Provided records →
******************************

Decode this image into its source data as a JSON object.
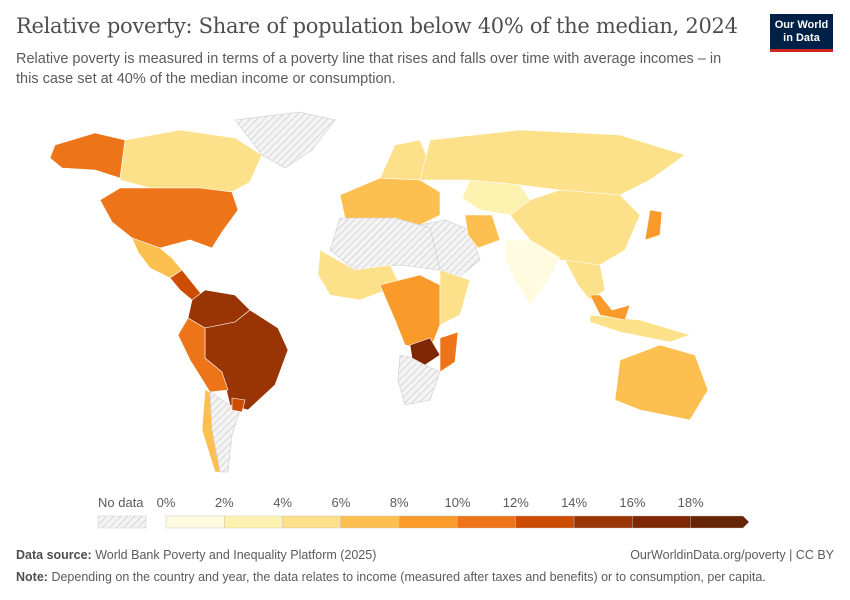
{
  "header": {
    "title": "Relative poverty: Share of population below 40% of the median, 2024",
    "subtitle": "Relative poverty is measured in terms of a poverty line that rises and falls over time with average incomes – in this case set at 40% of the median income or consumption.",
    "logo": "Our World in Data"
  },
  "legend": {
    "no_data_label": "No data",
    "ticks": [
      "0%",
      "2%",
      "4%",
      "6%",
      "8%",
      "10%",
      "12%",
      "14%",
      "16%",
      "18%"
    ],
    "bins": [
      {
        "range": [
          0,
          2
        ],
        "color": "#fefbe0"
      },
      {
        "range": [
          2,
          4
        ],
        "color": "#fef2b0"
      },
      {
        "range": [
          4,
          6
        ],
        "color": "#fde08a"
      },
      {
        "range": [
          6,
          8
        ],
        "color": "#fdbf4f"
      },
      {
        "range": [
          8,
          10
        ],
        "color": "#f99a2b"
      },
      {
        "range": [
          10,
          12
        ],
        "color": "#ed7418"
      },
      {
        "range": [
          12,
          14
        ],
        "color": "#cc4c02"
      },
      {
        "range": [
          14,
          16
        ],
        "color": "#993404"
      },
      {
        "range": [
          16,
          18
        ],
        "color": "#7f2704"
      },
      {
        "range": [
          18,
          20
        ],
        "color": "#662506"
      }
    ],
    "no_data_color": "hatched-gray"
  },
  "chart_data": {
    "type": "choropleth",
    "year": 2024,
    "unit": "%",
    "regions": [
      {
        "name": "Canada",
        "value": 5
      },
      {
        "name": "Alaska (United States)",
        "value": 11
      },
      {
        "name": "United States",
        "value": 11
      },
      {
        "name": "Greenland",
        "value": null
      },
      {
        "name": "Mexico",
        "value": 7
      },
      {
        "name": "Central America",
        "value": 13
      },
      {
        "name": "Colombia/Venezuela",
        "value": 15
      },
      {
        "name": "Brazil",
        "value": 15
      },
      {
        "name": "Peru/Bolivia",
        "value": 11
      },
      {
        "name": "Chile",
        "value": 7
      },
      {
        "name": "Argentina",
        "value": null
      },
      {
        "name": "Uruguay",
        "value": 13
      },
      {
        "name": "Europe",
        "value": 7
      },
      {
        "name": "Scandinavia",
        "value": 5
      },
      {
        "name": "Russia",
        "value": 5
      },
      {
        "name": "Kazakhstan",
        "value": 3
      },
      {
        "name": "Middle East",
        "value": null
      },
      {
        "name": "Iran",
        "value": 7
      },
      {
        "name": "China",
        "value": 5
      },
      {
        "name": "India",
        "value": 1
      },
      {
        "name": "Southeast Asia",
        "value": 5
      },
      {
        "name": "Japan",
        "value": 9
      },
      {
        "name": "Indonesia",
        "value": 5
      },
      {
        "name": "Malaysia",
        "value": 9
      },
      {
        "name": "North Africa",
        "value": null
      },
      {
        "name": "West Africa",
        "value": 5
      },
      {
        "name": "Central Africa",
        "value": 9
      },
      {
        "name": "East Africa",
        "value": 5
      },
      {
        "name": "Zambia",
        "value": 17
      },
      {
        "name": "Mozambique",
        "value": 11
      },
      {
        "name": "South Africa",
        "value": null
      },
      {
        "name": "Australia",
        "value": 7
      }
    ]
  },
  "footer": {
    "source_label": "Data source:",
    "source": "World Bank Poverty and Inequality Platform (2025)",
    "note_label": "Note:",
    "note": "Depending on the country and year, the data relates to income (measured after taxes and benefits) or to consumption, per capita.",
    "url": "OurWorldinData.org/poverty | CC BY"
  }
}
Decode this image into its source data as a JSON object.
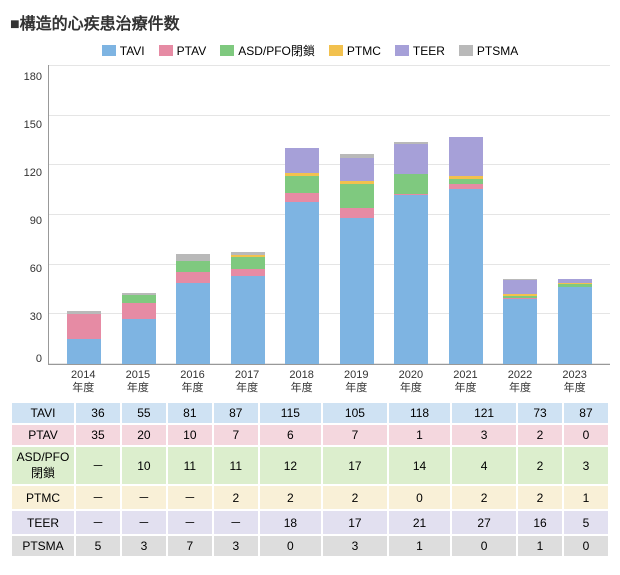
{
  "title": "■構造的心疾患治療件数",
  "chart": {
    "type": "stacked-bar",
    "ymax": 180,
    "ytick_step": 30,
    "yticks": [
      "180",
      "150",
      "120",
      "90",
      "60",
      "30",
      "0"
    ],
    "categories": [
      "2014\n年度",
      "2015\n年度",
      "2016\n年度",
      "2017\n年度",
      "2018\n年度",
      "2019\n年度",
      "2020\n年度",
      "2021\n年度",
      "2022\n年度",
      "2023\n年度"
    ],
    "series": [
      {
        "key": "TAVI",
        "label": "TAVI",
        "color": "#7eb4e2",
        "row_bg": "#cfe2f3"
      },
      {
        "key": "PTAV",
        "label": "PTAV",
        "color": "#e68ba4",
        "row_bg": "#f4d7de"
      },
      {
        "key": "ASDPFO",
        "label": "ASD/PFO閉鎖",
        "color": "#7fc97f",
        "row_bg": "#dceecd"
      },
      {
        "key": "PTMC",
        "label": "PTMC",
        "color": "#f2c14e",
        "row_bg": "#f9f0d7"
      },
      {
        "key": "TEER",
        "label": "TEER",
        "color": "#a6a0d8",
        "row_bg": "#e2e0f0"
      },
      {
        "key": "PTSMA",
        "label": "PTSMA",
        "color": "#b9b9b9",
        "row_bg": "#dddddd"
      }
    ],
    "data": {
      "TAVI": [
        36,
        55,
        81,
        87,
        115,
        105,
        118,
        121,
        73,
        87
      ],
      "PTAV": [
        35,
        20,
        10,
        7,
        6,
        7,
        1,
        3,
        2,
        0
      ],
      "ASDPFO": [
        null,
        10,
        11,
        11,
        12,
        17,
        14,
        4,
        2,
        3
      ],
      "PTMC": [
        null,
        null,
        null,
        2,
        2,
        2,
        0,
        2,
        2,
        1
      ],
      "TEER": [
        null,
        null,
        null,
        null,
        18,
        17,
        21,
        27,
        16,
        5
      ],
      "PTSMA": [
        5,
        3,
        7,
        3,
        0,
        3,
        1,
        0,
        1,
        0
      ]
    },
    "display": {
      "TAVI": [
        "36",
        "55",
        "81",
        "87",
        "115",
        "105",
        "118",
        "121",
        "73",
        "87"
      ],
      "PTAV": [
        "35",
        "20",
        "10",
        "7",
        "6",
        "7",
        "1",
        "3",
        "2",
        "0"
      ],
      "ASDPFO": [
        "－",
        "10",
        "11",
        "11",
        "12",
        "17",
        "14",
        "4",
        "2",
        "3"
      ],
      "PTMC": [
        "－",
        "－",
        "－",
        "2",
        "2",
        "2",
        "0",
        "2",
        "2",
        "1"
      ],
      "TEER": [
        "－",
        "－",
        "－",
        "－",
        "18",
        "17",
        "21",
        "27",
        "16",
        "5"
      ],
      "PTSMA": [
        "5",
        "3",
        "7",
        "3",
        "0",
        "3",
        "1",
        "0",
        "1",
        "0"
      ]
    },
    "background_color": "#ffffff",
    "grid_color": "#e5e5e5",
    "axis_color": "#999999",
    "label_fontsize": 11
  }
}
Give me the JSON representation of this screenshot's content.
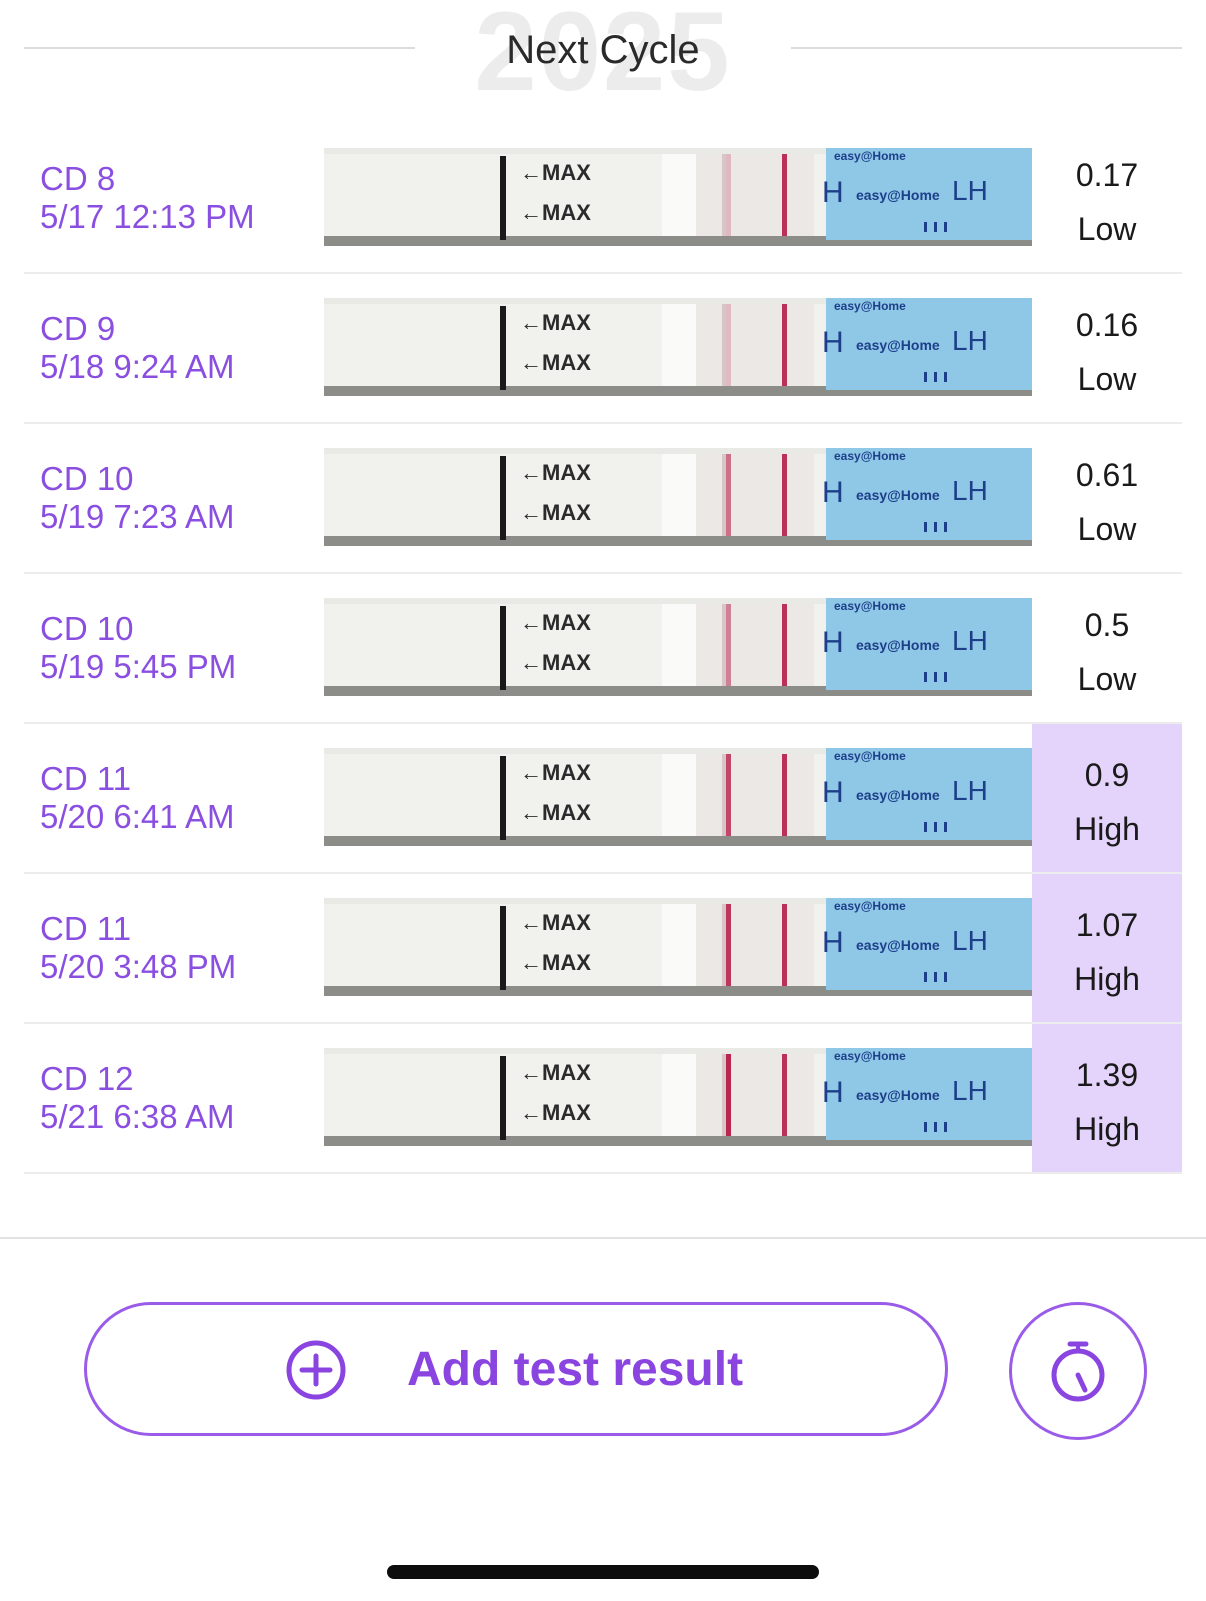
{
  "header": {
    "ghost_year": "2025",
    "title": "Next Cycle"
  },
  "brand": {
    "strip_text": "easy@Home",
    "strip_lh": "LH",
    "max_label": "←MAX"
  },
  "colors": {
    "accent": "#8a44e0",
    "high_bg": "#e4d4fb",
    "strip_blue": "#8fc7e6",
    "test_line": "#b8264e"
  },
  "results": [
    {
      "cycle_day": "CD 8",
      "datetime": "5/17 12:13 PM",
      "value": "0.17",
      "level": "Low",
      "high": false,
      "t_intensity": 0.12
    },
    {
      "cycle_day": "CD 9",
      "datetime": "5/18 9:24 AM",
      "value": "0.16",
      "level": "Low",
      "high": false,
      "t_intensity": 0.1
    },
    {
      "cycle_day": "CD 10",
      "datetime": "5/19 7:23 AM",
      "value": "0.61",
      "level": "Low",
      "high": false,
      "t_intensity": 0.55
    },
    {
      "cycle_day": "CD 10",
      "datetime": "5/19 5:45 PM",
      "value": "0.5",
      "level": "Low",
      "high": false,
      "t_intensity": 0.45
    },
    {
      "cycle_day": "CD 11",
      "datetime": "5/20 6:41 AM",
      "value": "0.9",
      "level": "High",
      "high": true,
      "t_intensity": 0.8
    },
    {
      "cycle_day": "CD 11",
      "datetime": "5/20 3:48 PM",
      "value": "1.07",
      "level": "High",
      "high": true,
      "t_intensity": 0.9
    },
    {
      "cycle_day": "CD 12",
      "datetime": "5/21 6:38 AM",
      "value": "1.39",
      "level": "High",
      "high": true,
      "t_intensity": 1.0
    }
  ],
  "actions": {
    "add_label": "Add test result",
    "plus_icon": "plus-circle-icon",
    "timer_icon": "stopwatch-icon"
  }
}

******************************

Set exercise → Read the entries above, then pull out the lines that include "consumption".

Exercise answer →
    "subtitle": "Relative poverty is measured in terms of a poverty line that rises and falls over time with average incomes – in this case set at 40% of the median income or consumption.",
    "note": "Depending on the country and year, the data relates to income (measured after taxes and benefits) or to consumption, per capita.",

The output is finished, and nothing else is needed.